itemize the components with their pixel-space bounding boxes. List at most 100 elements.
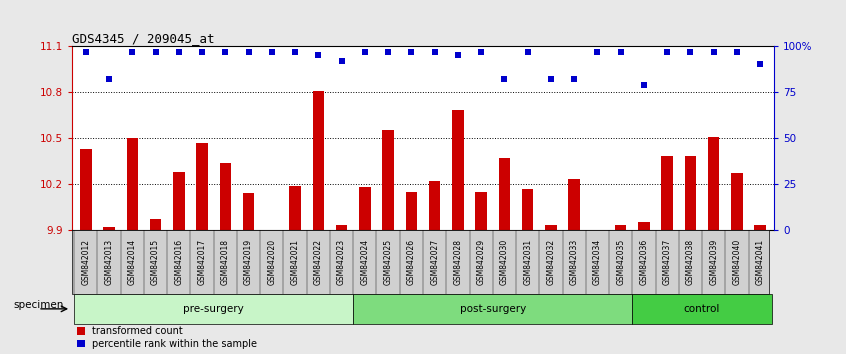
- Point: [730, 49, 744, 55]
- Bar: [220, 162, 231, 230]
- Text: control: control: [684, 304, 720, 314]
- Point: [358, 49, 371, 55]
- Bar: [475, 192, 487, 230]
- Point: [195, 49, 209, 55]
- Bar: [522, 189, 534, 230]
- Point: [149, 49, 162, 55]
- Bar: [684, 156, 696, 230]
- Text: GSM842029: GSM842029: [476, 239, 486, 285]
- Bar: [196, 143, 208, 230]
- Bar: [127, 138, 138, 230]
- Bar: [289, 185, 301, 230]
- Point: [497, 76, 511, 82]
- Point: [475, 49, 488, 55]
- Bar: [591, 230, 603, 233]
- Point: [242, 49, 255, 55]
- Point: [428, 49, 442, 55]
- Point: [754, 62, 767, 67]
- Text: GSM842037: GSM842037: [662, 239, 672, 285]
- Text: GSM842035: GSM842035: [616, 239, 625, 285]
- Text: GSM842030: GSM842030: [500, 239, 509, 285]
- Bar: [405, 192, 417, 230]
- Point: [311, 52, 325, 58]
- Bar: [150, 219, 162, 230]
- Text: GSM842012: GSM842012: [81, 239, 91, 285]
- Bar: [266, 230, 277, 233]
- Bar: [731, 173, 743, 230]
- Text: GSM842016: GSM842016: [174, 239, 184, 285]
- Point: [614, 49, 628, 55]
- Text: GSM842034: GSM842034: [593, 239, 602, 285]
- Text: GSM842033: GSM842033: [569, 239, 579, 285]
- Point: [684, 49, 697, 55]
- Text: GSM842027: GSM842027: [430, 239, 439, 285]
- Text: GSM842022: GSM842022: [314, 239, 323, 285]
- Bar: [80, 149, 91, 230]
- Bar: [755, 225, 766, 230]
- Point: [172, 49, 185, 55]
- FancyBboxPatch shape: [74, 294, 354, 324]
- Bar: [336, 225, 348, 230]
- Bar: [243, 193, 255, 230]
- Bar: [638, 222, 650, 230]
- Bar: [312, 91, 324, 230]
- Bar: [615, 225, 626, 230]
- Point: [125, 49, 139, 55]
- Bar: [545, 225, 557, 230]
- Bar: [103, 227, 115, 230]
- Text: GSM842028: GSM842028: [453, 239, 463, 285]
- Text: GSM842019: GSM842019: [244, 239, 253, 285]
- Point: [288, 49, 302, 55]
- Point: [265, 49, 278, 55]
- Point: [451, 52, 464, 58]
- Point: [661, 49, 674, 55]
- Text: GSM842013: GSM842013: [105, 239, 113, 285]
- FancyBboxPatch shape: [72, 230, 770, 294]
- Point: [568, 76, 581, 82]
- Bar: [662, 156, 673, 230]
- Bar: [569, 179, 580, 230]
- Text: GSM842024: GSM842024: [360, 239, 370, 285]
- Bar: [359, 187, 371, 230]
- Text: GSM842039: GSM842039: [709, 239, 718, 285]
- Point: [707, 49, 721, 55]
- Point: [404, 49, 418, 55]
- Text: GSM842031: GSM842031: [523, 239, 532, 285]
- Bar: [429, 181, 441, 230]
- Point: [591, 49, 604, 55]
- Text: GSM842026: GSM842026: [407, 239, 416, 285]
- Text: specimen: specimen: [13, 300, 63, 310]
- FancyBboxPatch shape: [632, 294, 772, 324]
- Point: [637, 82, 651, 87]
- Text: GSM842018: GSM842018: [221, 239, 230, 285]
- Text: GSM842038: GSM842038: [686, 239, 695, 285]
- Point: [544, 76, 558, 82]
- Text: GSM842041: GSM842041: [755, 239, 765, 285]
- Point: [521, 49, 535, 55]
- Text: pre-surgery: pre-surgery: [184, 304, 244, 314]
- Point: [382, 49, 395, 55]
- Legend: transformed count, percentile rank within the sample: transformed count, percentile rank withi…: [77, 326, 257, 349]
- Point: [79, 49, 92, 55]
- Point: [102, 76, 116, 82]
- Point: [335, 58, 349, 64]
- Text: GSM842015: GSM842015: [151, 239, 160, 285]
- Bar: [382, 130, 394, 230]
- Text: GSM842040: GSM842040: [733, 239, 741, 285]
- Point: [218, 49, 232, 55]
- Text: GSM842025: GSM842025: [383, 239, 393, 285]
- Text: GSM842014: GSM842014: [128, 239, 137, 285]
- Text: post-surgery: post-surgery: [459, 304, 526, 314]
- Bar: [708, 137, 719, 230]
- Bar: [452, 110, 464, 230]
- Text: GSM842036: GSM842036: [640, 239, 648, 285]
- Text: GSM842021: GSM842021: [291, 239, 299, 285]
- Text: GDS4345 / 209045_at: GDS4345 / 209045_at: [72, 32, 214, 45]
- FancyBboxPatch shape: [354, 294, 632, 324]
- Bar: [173, 172, 184, 230]
- Text: GSM842032: GSM842032: [547, 239, 555, 285]
- Bar: [498, 158, 510, 230]
- Text: GSM842020: GSM842020: [267, 239, 277, 285]
- Text: GSM842017: GSM842017: [198, 239, 206, 285]
- Text: GSM842023: GSM842023: [337, 239, 346, 285]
————————
- [Required task] Copy out all the data above, renaming every "FancyBboxPatch shape" to "Rectangle" and keeping everything else the same. Omit the pictures from your answer.

- [Answer for the task]
itemize the components with their pixel-space bounding boxes. List at most 100 elements.
- Point: [730, 49, 744, 55]
- Bar: [220, 162, 231, 230]
- Text: control: control: [684, 304, 720, 314]
- Point: [358, 49, 371, 55]
- Bar: [475, 192, 487, 230]
- Point: [195, 49, 209, 55]
- Bar: [522, 189, 534, 230]
- Point: [149, 49, 162, 55]
- Bar: [684, 156, 696, 230]
- Text: GSM842029: GSM842029: [476, 239, 486, 285]
- Bar: [196, 143, 208, 230]
- Bar: [127, 138, 138, 230]
- Bar: [289, 185, 301, 230]
- Point: [497, 76, 511, 82]
- Point: [475, 49, 488, 55]
- Bar: [591, 230, 603, 233]
- Point: [242, 49, 255, 55]
- Point: [428, 49, 442, 55]
- Point: [754, 62, 767, 67]
- Text: GSM842037: GSM842037: [662, 239, 672, 285]
- Text: GSM842035: GSM842035: [616, 239, 625, 285]
- Text: GSM842030: GSM842030: [500, 239, 509, 285]
- Bar: [405, 192, 417, 230]
- Point: [311, 52, 325, 58]
- Bar: [150, 219, 162, 230]
- Text: GSM842012: GSM842012: [81, 239, 91, 285]
- Bar: [266, 230, 277, 233]
- Bar: [731, 173, 743, 230]
- Text: GSM842016: GSM842016: [174, 239, 184, 285]
- Point: [614, 49, 628, 55]
- Text: GSM842034: GSM842034: [593, 239, 602, 285]
- Text: GSM842033: GSM842033: [569, 239, 579, 285]
- Point: [684, 49, 697, 55]
- Text: GSM842027: GSM842027: [430, 239, 439, 285]
- Text: GSM842022: GSM842022: [314, 239, 323, 285]
- Bar: [80, 149, 91, 230]
- Bar: [755, 225, 766, 230]
- Point: [172, 49, 185, 55]
- Rectangle: [74, 294, 354, 324]
- Bar: [336, 225, 348, 230]
- Bar: [243, 193, 255, 230]
- Bar: [638, 222, 650, 230]
- Bar: [312, 91, 324, 230]
- Bar: [615, 225, 626, 230]
- Point: [125, 49, 139, 55]
- Bar: [545, 225, 557, 230]
- Bar: [103, 227, 115, 230]
- Text: GSM842028: GSM842028: [453, 239, 463, 285]
- Text: GSM842019: GSM842019: [244, 239, 253, 285]
- Point: [288, 49, 302, 55]
- Point: [265, 49, 278, 55]
- Point: [451, 52, 464, 58]
- Point: [661, 49, 674, 55]
- Text: GSM842013: GSM842013: [105, 239, 113, 285]
- Rectangle: [72, 230, 770, 294]
- Point: [568, 76, 581, 82]
- Bar: [662, 156, 673, 230]
- Bar: [569, 179, 580, 230]
- Text: GSM842024: GSM842024: [360, 239, 370, 285]
- Bar: [359, 187, 371, 230]
- Text: GSM842039: GSM842039: [709, 239, 718, 285]
- Point: [707, 49, 721, 55]
- Point: [404, 49, 418, 55]
- Text: GSM842031: GSM842031: [523, 239, 532, 285]
- Bar: [429, 181, 441, 230]
- Point: [591, 49, 604, 55]
- Text: GSM842026: GSM842026: [407, 239, 416, 285]
- Text: specimen: specimen: [13, 300, 63, 310]
- Rectangle: [632, 294, 772, 324]
- Point: [637, 82, 651, 87]
- Text: GSM842018: GSM842018: [221, 239, 230, 285]
- Text: GSM842038: GSM842038: [686, 239, 695, 285]
- Point: [544, 76, 558, 82]
- Text: GSM842041: GSM842041: [755, 239, 765, 285]
- Point: [521, 49, 535, 55]
- Text: pre-surgery: pre-surgery: [184, 304, 244, 314]
- Point: [382, 49, 395, 55]
- Legend: transformed count, percentile rank within the sample: transformed count, percentile rank withi…: [77, 326, 257, 349]
- Point: [79, 49, 92, 55]
- Point: [102, 76, 116, 82]
- Point: [335, 58, 349, 64]
- Text: GSM842015: GSM842015: [151, 239, 160, 285]
- Bar: [382, 130, 394, 230]
- Text: GSM842040: GSM842040: [733, 239, 741, 285]
- Point: [218, 49, 232, 55]
- Text: GSM842025: GSM842025: [383, 239, 393, 285]
- Text: GSM842014: GSM842014: [128, 239, 137, 285]
- Text: post-surgery: post-surgery: [459, 304, 526, 314]
- Bar: [708, 137, 719, 230]
- Bar: [452, 110, 464, 230]
- Text: GSM842036: GSM842036: [640, 239, 648, 285]
- Text: GSM842021: GSM842021: [291, 239, 299, 285]
- Text: GDS4345 / 209045_at: GDS4345 / 209045_at: [72, 32, 214, 45]
- Rectangle: [354, 294, 632, 324]
- Bar: [173, 172, 184, 230]
- Text: GSM842032: GSM842032: [547, 239, 555, 285]
- Bar: [498, 158, 510, 230]
- Text: GSM842020: GSM842020: [267, 239, 277, 285]
- Text: GSM842017: GSM842017: [198, 239, 206, 285]
- Text: GSM842023: GSM842023: [337, 239, 346, 285]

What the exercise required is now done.